### TASK GOAL:
Would you transcribe the listing that follows, character for character, and omit its images?

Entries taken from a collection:
* Start *

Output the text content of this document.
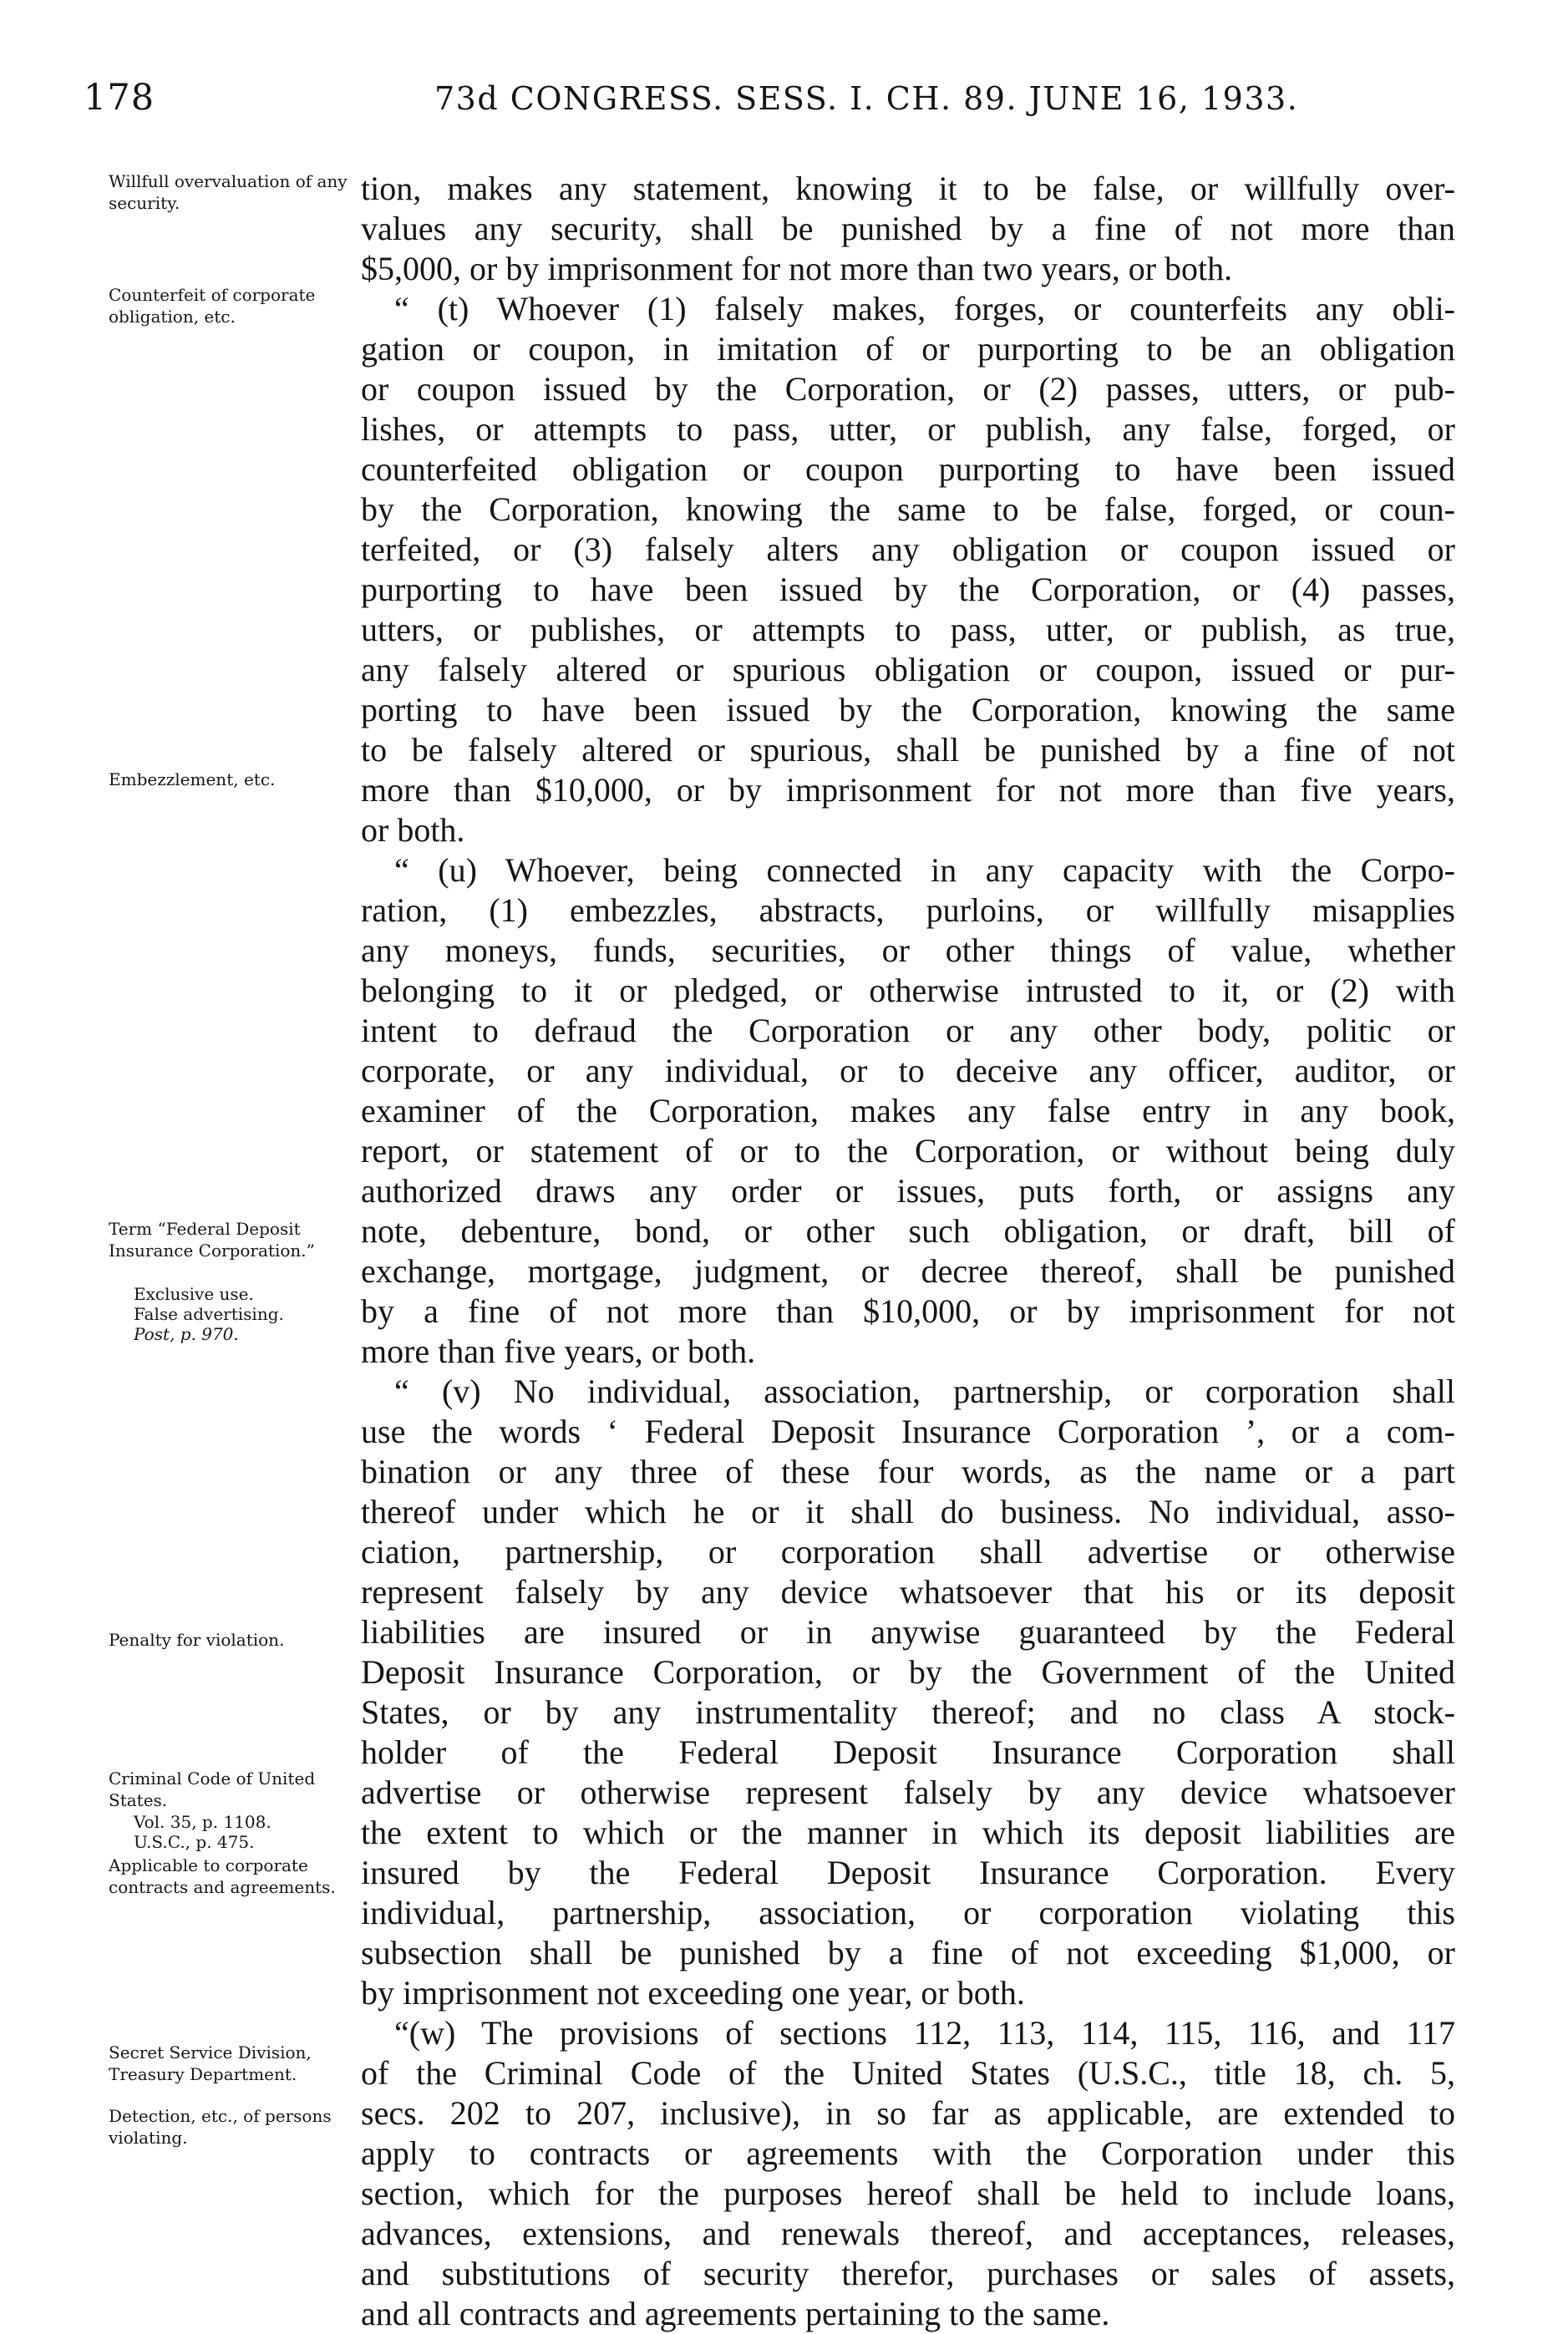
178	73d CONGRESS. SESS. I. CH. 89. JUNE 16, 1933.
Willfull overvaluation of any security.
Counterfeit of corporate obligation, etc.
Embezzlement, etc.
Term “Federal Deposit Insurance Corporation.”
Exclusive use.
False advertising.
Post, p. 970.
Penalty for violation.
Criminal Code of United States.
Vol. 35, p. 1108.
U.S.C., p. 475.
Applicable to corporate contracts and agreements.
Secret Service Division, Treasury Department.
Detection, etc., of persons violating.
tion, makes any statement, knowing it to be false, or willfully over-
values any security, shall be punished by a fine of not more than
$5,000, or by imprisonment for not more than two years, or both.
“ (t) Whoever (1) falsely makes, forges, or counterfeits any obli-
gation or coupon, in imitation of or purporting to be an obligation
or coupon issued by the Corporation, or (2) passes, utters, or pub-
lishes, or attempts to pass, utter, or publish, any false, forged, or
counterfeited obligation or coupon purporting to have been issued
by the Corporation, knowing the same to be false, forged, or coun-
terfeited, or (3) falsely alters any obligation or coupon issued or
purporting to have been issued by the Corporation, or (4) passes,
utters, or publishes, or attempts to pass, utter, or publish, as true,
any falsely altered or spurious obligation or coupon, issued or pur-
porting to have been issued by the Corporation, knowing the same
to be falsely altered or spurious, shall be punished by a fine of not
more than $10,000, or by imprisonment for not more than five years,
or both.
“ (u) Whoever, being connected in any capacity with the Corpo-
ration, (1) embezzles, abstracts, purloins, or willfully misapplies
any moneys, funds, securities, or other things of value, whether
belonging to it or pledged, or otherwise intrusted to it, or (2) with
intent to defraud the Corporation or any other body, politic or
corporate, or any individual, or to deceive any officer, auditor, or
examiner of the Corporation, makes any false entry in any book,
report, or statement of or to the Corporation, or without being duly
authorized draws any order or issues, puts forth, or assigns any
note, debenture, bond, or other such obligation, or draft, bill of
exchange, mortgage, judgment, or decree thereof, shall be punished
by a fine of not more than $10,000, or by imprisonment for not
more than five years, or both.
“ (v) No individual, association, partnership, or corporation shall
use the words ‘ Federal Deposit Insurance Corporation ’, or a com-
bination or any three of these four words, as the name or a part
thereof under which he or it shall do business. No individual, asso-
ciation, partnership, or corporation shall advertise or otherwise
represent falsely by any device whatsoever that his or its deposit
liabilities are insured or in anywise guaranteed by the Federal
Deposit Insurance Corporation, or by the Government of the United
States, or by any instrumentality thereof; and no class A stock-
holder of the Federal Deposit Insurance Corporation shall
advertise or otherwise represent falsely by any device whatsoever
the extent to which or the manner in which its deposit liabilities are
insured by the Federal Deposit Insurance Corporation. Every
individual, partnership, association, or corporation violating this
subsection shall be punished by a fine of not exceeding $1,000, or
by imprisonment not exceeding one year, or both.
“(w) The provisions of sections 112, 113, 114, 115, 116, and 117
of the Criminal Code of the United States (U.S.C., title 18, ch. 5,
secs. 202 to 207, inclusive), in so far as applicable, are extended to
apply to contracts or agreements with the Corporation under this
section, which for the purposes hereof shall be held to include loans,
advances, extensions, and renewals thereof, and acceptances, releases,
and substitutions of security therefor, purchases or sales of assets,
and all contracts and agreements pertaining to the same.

* End *

### FINAL ANSWER:
Output the text content of this document.
178	73d CONGRESS. SESS. I. CH. 89. JUNE 16, 1933.
Willfull overvaluation of any security.
Counterfeit of corporate obligation, etc.
Embezzlement, etc.
Term “Federal Deposit Insurance Corporation.”
Exclusive use.
False advertising.
Post, p. 970.
Penalty for violation.
Criminal Code of United States.
Vol. 35, p. 1108.
U.S.C., p. 475.
Applicable to corporate contracts and agreements.
Secret Service Division, Treasury Department.
Detection, etc., of persons violating.
tion, makes any statement, knowing it to be false, or willfully over-
values any security, shall be punished by a fine of not more than
$5,000, or by imprisonment for not more than two years, or both.
“ (t) Whoever (1) falsely makes, forges, or counterfeits any obli-
gation or coupon, in imitation of or purporting to be an obligation
or coupon issued by the Corporation, or (2) passes, utters, or pub-
lishes, or attempts to pass, utter, or publish, any false, forged, or
counterfeited obligation or coupon purporting to have been issued
by the Corporation, knowing the same to be false, forged, or coun-
terfeited, or (3) falsely alters any obligation or coupon issued or
purporting to have been issued by the Corporation, or (4) passes,
utters, or publishes, or attempts to pass, utter, or publish, as true,
any falsely altered or spurious obligation or coupon, issued or pur-
porting to have been issued by the Corporation, knowing the same
to be falsely altered or spurious, shall be punished by a fine of not
more than $10,000, or by imprisonment for not more than five years,
or both.
“ (u) Whoever, being connected in any capacity with the Corpo-
ration, (1) embezzles, abstracts, purloins, or willfully misapplies
any moneys, funds, securities, or other things of value, whether
belonging to it or pledged, or otherwise intrusted to it, or (2) with
intent to defraud the Corporation or any other body, politic or
corporate, or any individual, or to deceive any officer, auditor, or
examiner of the Corporation, makes any false entry in any book,
report, or statement of or to the Corporation, or without being duly
authorized draws any order or issues, puts forth, or assigns any
note, debenture, bond, or other such obligation, or draft, bill of
exchange, mortgage, judgment, or decree thereof, shall be punished
by a fine of not more than $10,000, or by imprisonment for not
more than five years, or both.
“ (v) No individual, association, partnership, or corporation shall
use the words ‘ Federal Deposit Insurance Corporation ’, or a com-
bination or any three of these four words, as the name or a part
thereof under which he or it shall do business. No individual, asso-
ciation, partnership, or corporation shall advertise or otherwise
represent falsely by any device whatsoever that his or its deposit
liabilities are insured or in anywise guaranteed by the Federal
Deposit Insurance Corporation, or by the Government of the United
States, or by any instrumentality thereof; and no class A stock-
holder of the Federal Deposit Insurance Corporation shall
advertise or otherwise represent falsely by any device whatsoever
the extent to which or the manner in which its deposit liabilities are
insured by the Federal Deposit Insurance Corporation. Every
individual, partnership, association, or corporation violating this
subsection shall be punished by a fine of not exceeding $1,000, or
by imprisonment not exceeding one year, or both.
“(w) The provisions of sections 112, 113, 114, 115, 116, and 117
of the Criminal Code of the United States (U.S.C., title 18, ch. 5,
secs. 202 to 207, inclusive), in so far as applicable, are extended to
apply to contracts or agreements with the Corporation under this
section, which for the purposes hereof shall be held to include loans,
advances, extensions, and renewals thereof, and acceptances, releases,
and substitutions of security therefor, purchases or sales of assets,
and all contracts and agreements pertaining to the same.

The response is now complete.